» PAGE TEXT:
────────────────────

Monday 12 July 2021

Carriers





Trip Tease


Carriers
USA 2009
Directed by David and Àlex Pastor
Paramount Pictures


Warning: Spoilers may infect all readers and,
also, it’s an extremely short review... sorry about that.


Sometimes you just want to watch a movie, any movie, which reflects the current times in which you are living. So, for me, any kind of post-apocalyptic viral infection movie is game right now, to remind me that we are all in the same boat and, you know, as something I can get hints and tips from on how to survive because, if my own government keeps reacting to this stupid Coronavirus disaster in a way which makes it more protracted and less reversible, we might all be in the same situation the characters in films like this find themselves in at some point very, very soon.

────────────────────

» DATA PROVIDED:
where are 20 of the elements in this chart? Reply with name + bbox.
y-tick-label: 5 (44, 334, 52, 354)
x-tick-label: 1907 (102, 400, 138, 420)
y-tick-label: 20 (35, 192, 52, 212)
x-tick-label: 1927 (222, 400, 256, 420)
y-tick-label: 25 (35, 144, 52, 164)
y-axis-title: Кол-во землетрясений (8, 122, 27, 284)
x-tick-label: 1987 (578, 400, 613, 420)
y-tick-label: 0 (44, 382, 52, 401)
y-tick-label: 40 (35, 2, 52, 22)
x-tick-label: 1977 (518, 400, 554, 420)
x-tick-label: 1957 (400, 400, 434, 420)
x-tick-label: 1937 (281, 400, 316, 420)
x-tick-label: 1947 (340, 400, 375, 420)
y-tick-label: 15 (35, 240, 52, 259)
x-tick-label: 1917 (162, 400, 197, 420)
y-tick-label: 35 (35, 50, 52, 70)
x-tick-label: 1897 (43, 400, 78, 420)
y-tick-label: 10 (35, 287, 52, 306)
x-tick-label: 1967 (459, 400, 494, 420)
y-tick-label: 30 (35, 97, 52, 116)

────────────────────

» EXERCISE OBJECTIVE: Return the passage of the Carriers review between "Warning: Spoilers may" and "very, very soon.", inclusive.

» WORKED SOLUTION:
Warning: Spoilers may infect all readers and,
also, it’s an extremely short review... sorry about that.


Sometimes you just want to watch a movie, any movie, which reflects the current times in which you are living. So, for me, any kind of post-apocalyptic viral infection movie is game right now, to remind me that we are all in the same boat and, you know, as something I can get hints and tips from on how to survive because, if my own government keeps reacting to this stupid Coronavirus disaster in a way which makes it more protracted and less reversible, we might all be in the same situation the characters in films like this find themselves in at some point very, very soon.